• STATED TASK: Nothing may be dropped or altered: reproduce all the data.

• DATA FOR THIS EXERCISE:
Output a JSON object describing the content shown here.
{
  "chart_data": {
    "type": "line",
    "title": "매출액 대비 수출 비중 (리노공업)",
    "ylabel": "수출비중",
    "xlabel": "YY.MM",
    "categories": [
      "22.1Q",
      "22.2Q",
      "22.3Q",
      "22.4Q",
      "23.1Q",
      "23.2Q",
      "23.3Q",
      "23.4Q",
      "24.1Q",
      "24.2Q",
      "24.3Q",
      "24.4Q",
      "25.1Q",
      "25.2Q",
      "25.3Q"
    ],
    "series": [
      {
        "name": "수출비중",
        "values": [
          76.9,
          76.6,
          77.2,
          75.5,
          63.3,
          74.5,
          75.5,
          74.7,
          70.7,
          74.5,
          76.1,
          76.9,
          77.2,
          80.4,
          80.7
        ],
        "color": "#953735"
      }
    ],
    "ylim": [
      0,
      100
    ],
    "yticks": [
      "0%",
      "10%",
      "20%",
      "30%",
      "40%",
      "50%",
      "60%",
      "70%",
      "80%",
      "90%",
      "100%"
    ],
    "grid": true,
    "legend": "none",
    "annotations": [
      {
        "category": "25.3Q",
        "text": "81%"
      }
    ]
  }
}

• RESPONSE FOR THIS EXERCISE:
Output a JSON object describing the content shown here.
{
  "chart_data": {
    "type": "line",
    "title": "매출액 대비 수출 비중 (리노공업)",
    "ylabel": "수출비중",
    "xlabel": "YY.MM",
    "categories": [
      "22.1Q",
      "22.2Q",
      "22.3Q",
      "22.4Q",
      "23.1Q",
      "23.2Q",
      "23.3Q",
      "23.4Q",
      "24.1Q",
      "24.2Q",
      "24.3Q",
      "24.4Q",
      "25.1Q",
      "25.2Q",
      "25.3Q"
    ],
    "series": [
      {
        "name": "수출비중",
        "values": [
          76.9,
          76.6,
          77.2,
          75.5,
          63.3,
          74.5,
          75.5,
          74.7,
          70.7,
          74.5,
          76.1,
          76.9,
          77.2,
          80.4,
          80.7
        ],
        "color": "#953735"
      }
    ],
    "ylim": [
      0,
      100
    ],
    "yticks": [
      "0%",
      "10%",
      "20%",
      "30%",
      "40%",
      "50%",
      "60%",
      "70%",
      "80%",
      "90%",
      "100%"
    ],
    "grid": true,
    "legend": "none",
    "annotations": [
      {
        "category": "25.3Q",
        "text": "81%"
      }
    ]
  }
}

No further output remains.